WHAT TO PRODUCE: Pick out all lines in the listing holding the string "this" and copy them.
____ PROVIDED MATERIAL
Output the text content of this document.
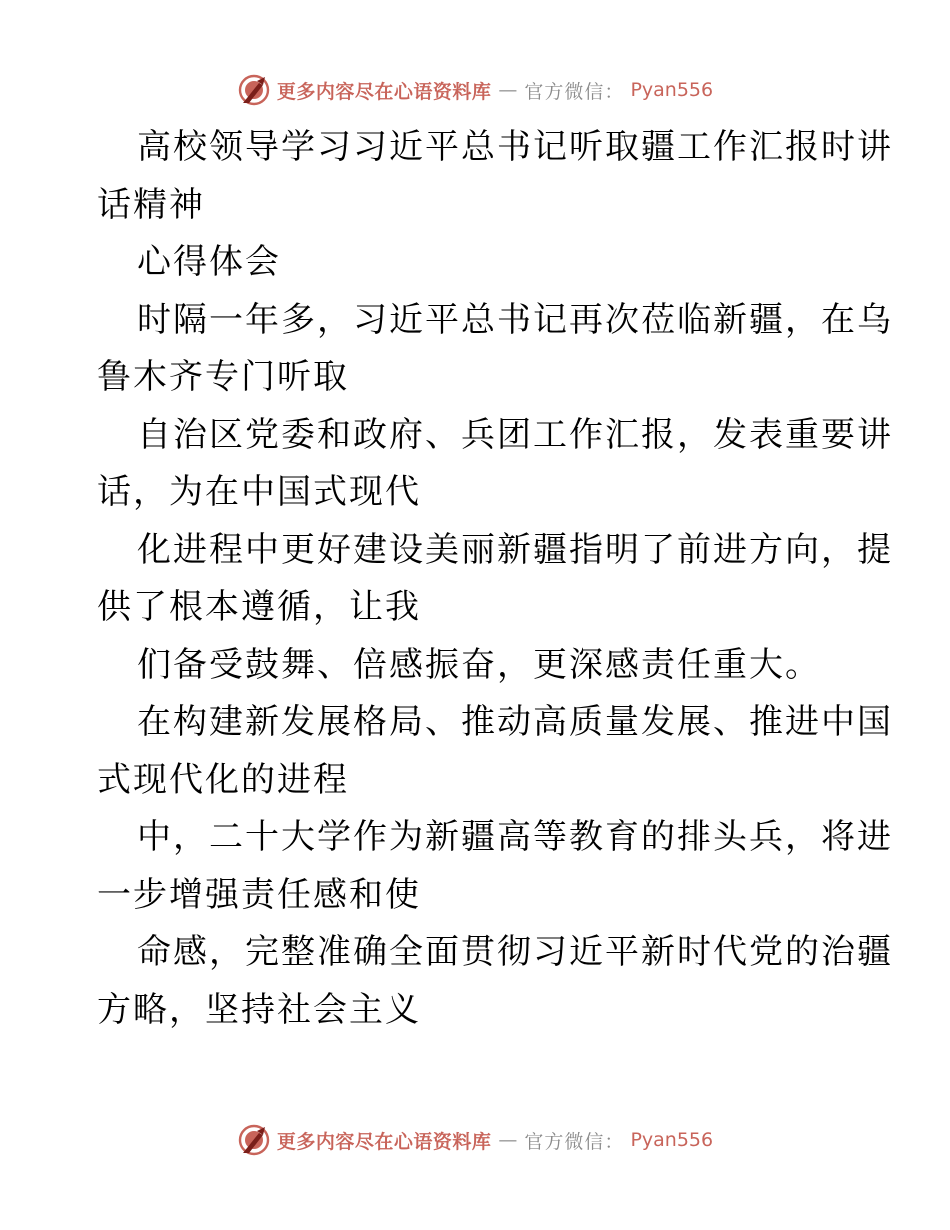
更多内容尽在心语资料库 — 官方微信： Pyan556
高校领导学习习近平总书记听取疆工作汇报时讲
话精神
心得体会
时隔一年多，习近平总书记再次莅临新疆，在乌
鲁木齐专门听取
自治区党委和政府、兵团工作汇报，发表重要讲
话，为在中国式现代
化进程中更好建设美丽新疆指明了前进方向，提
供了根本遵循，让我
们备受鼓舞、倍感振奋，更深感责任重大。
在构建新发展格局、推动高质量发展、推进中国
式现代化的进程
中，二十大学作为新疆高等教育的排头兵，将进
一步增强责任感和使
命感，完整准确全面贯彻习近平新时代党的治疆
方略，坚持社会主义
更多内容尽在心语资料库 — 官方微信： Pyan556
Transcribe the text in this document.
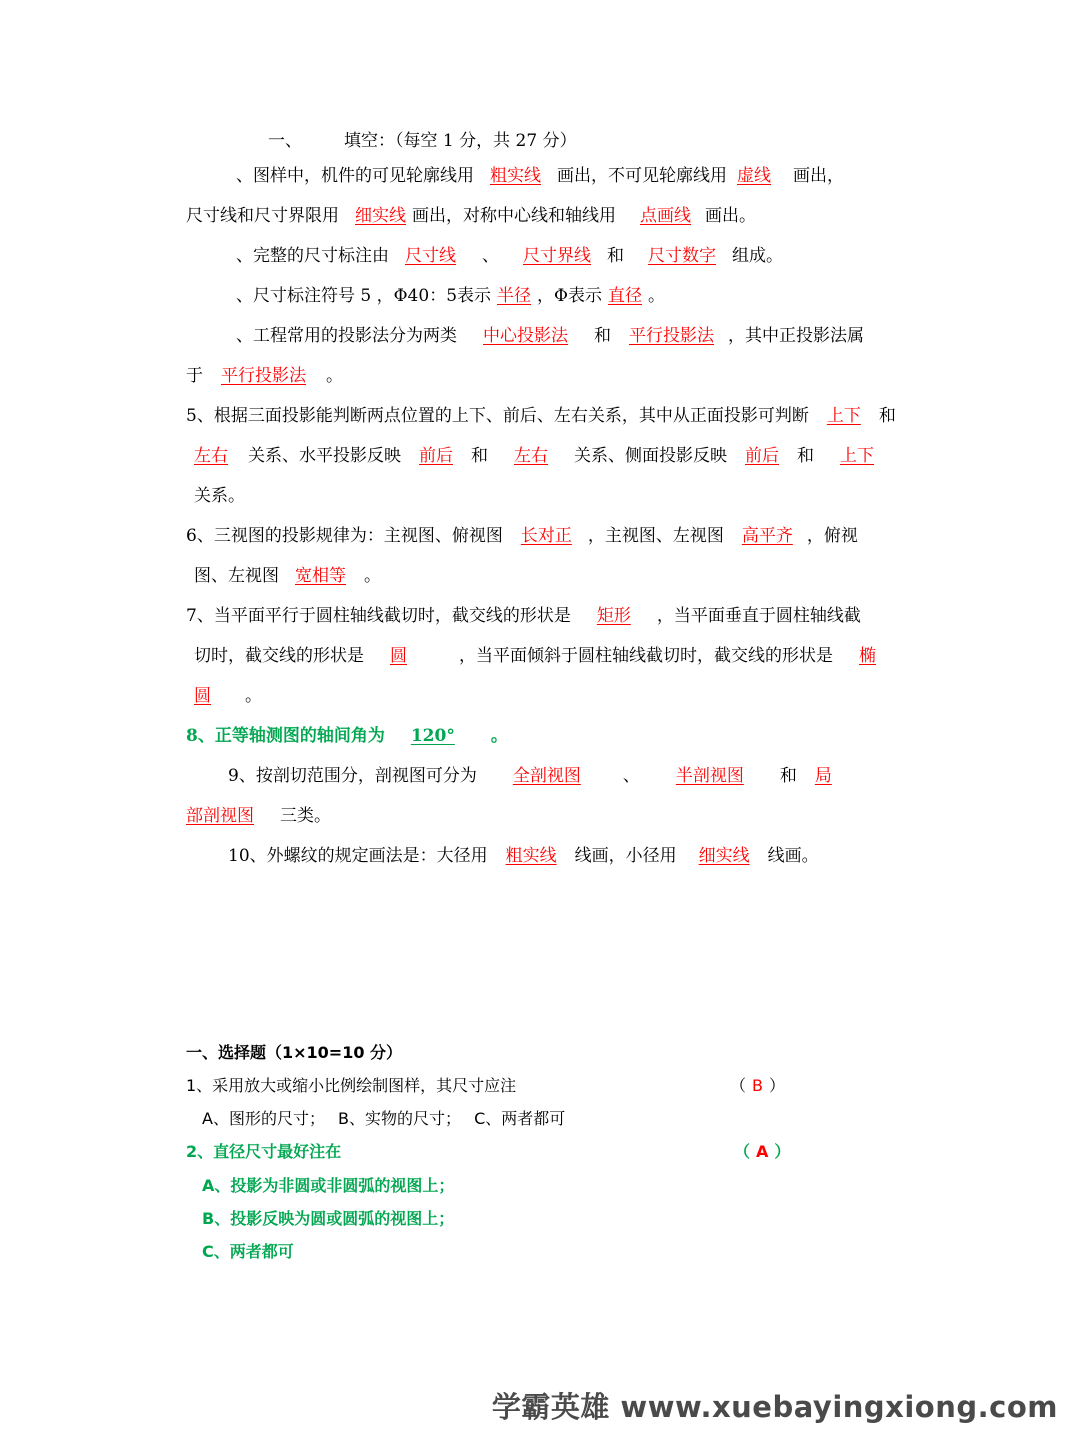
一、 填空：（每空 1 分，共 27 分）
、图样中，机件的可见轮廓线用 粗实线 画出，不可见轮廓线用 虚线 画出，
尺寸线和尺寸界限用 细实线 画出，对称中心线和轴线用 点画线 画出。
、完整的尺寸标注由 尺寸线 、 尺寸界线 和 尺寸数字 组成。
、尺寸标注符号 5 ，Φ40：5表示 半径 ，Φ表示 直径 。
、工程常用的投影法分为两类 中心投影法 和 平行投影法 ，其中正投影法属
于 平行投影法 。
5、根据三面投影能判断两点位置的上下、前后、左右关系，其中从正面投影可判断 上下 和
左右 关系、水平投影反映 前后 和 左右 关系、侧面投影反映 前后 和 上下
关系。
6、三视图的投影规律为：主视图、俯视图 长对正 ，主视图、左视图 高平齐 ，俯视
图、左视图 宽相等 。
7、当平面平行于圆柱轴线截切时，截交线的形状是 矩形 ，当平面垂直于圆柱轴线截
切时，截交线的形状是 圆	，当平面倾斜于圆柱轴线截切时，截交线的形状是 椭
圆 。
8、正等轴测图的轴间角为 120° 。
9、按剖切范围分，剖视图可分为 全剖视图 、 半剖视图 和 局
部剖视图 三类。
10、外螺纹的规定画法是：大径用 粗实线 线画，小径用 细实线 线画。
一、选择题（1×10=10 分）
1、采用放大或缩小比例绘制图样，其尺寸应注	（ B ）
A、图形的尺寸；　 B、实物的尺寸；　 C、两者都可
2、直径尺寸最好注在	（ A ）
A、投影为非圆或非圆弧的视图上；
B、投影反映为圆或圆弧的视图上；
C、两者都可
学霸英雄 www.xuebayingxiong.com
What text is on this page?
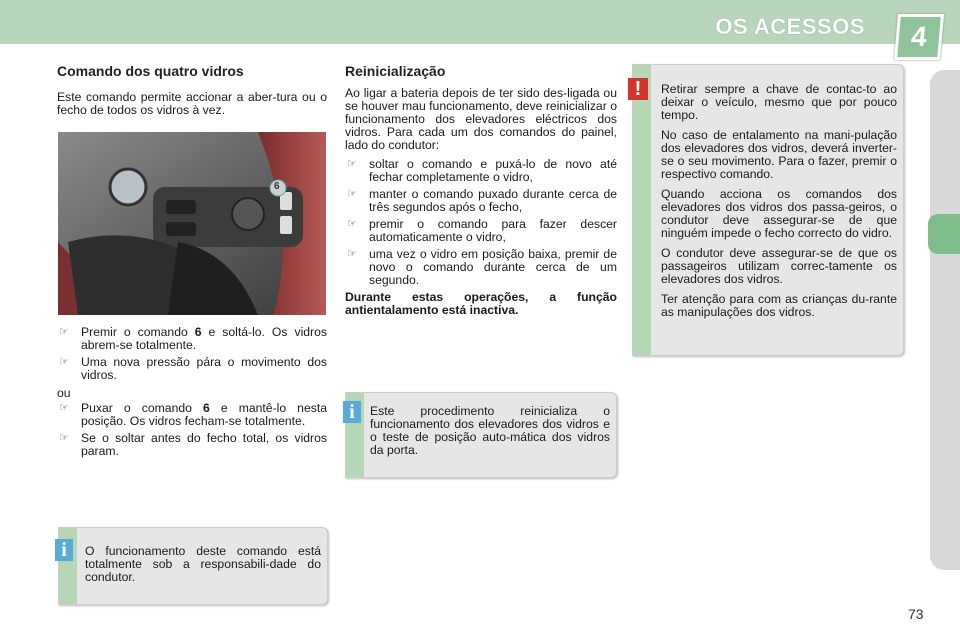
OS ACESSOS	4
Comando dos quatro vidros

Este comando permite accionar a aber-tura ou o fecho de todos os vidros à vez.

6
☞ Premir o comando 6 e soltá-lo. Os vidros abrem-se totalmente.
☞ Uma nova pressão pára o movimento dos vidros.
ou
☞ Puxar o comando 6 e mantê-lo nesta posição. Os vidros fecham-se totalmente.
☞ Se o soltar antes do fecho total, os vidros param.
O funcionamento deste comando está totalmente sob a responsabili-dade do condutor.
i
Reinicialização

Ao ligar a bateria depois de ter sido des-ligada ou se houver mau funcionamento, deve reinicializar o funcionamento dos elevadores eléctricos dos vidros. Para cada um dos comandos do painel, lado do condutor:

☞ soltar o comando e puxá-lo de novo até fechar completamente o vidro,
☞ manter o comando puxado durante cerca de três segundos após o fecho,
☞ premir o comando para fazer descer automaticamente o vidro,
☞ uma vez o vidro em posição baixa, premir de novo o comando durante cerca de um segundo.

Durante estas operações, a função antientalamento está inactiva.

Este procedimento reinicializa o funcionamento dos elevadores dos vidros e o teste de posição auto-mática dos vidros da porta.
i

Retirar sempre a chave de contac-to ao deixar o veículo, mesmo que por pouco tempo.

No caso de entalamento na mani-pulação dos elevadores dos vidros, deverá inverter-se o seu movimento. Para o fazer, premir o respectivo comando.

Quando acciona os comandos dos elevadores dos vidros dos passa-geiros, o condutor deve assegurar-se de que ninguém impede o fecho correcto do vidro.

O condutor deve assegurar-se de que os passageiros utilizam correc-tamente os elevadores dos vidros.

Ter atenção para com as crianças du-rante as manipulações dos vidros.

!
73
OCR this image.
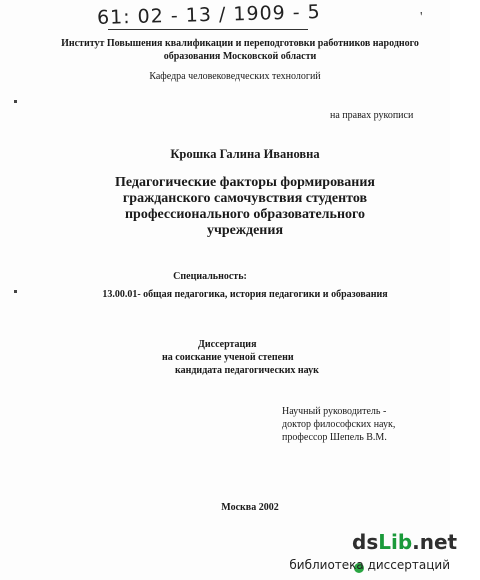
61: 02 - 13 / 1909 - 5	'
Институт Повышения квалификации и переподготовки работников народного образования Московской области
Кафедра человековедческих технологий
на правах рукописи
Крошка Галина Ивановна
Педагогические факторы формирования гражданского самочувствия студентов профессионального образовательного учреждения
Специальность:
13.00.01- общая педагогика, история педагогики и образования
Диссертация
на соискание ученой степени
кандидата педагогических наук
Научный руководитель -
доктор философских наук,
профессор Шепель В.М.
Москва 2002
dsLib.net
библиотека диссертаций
________
REPLY:
Output the text content of this document.
Transcribe the text in this document.
What text is on this page?
OCR this image.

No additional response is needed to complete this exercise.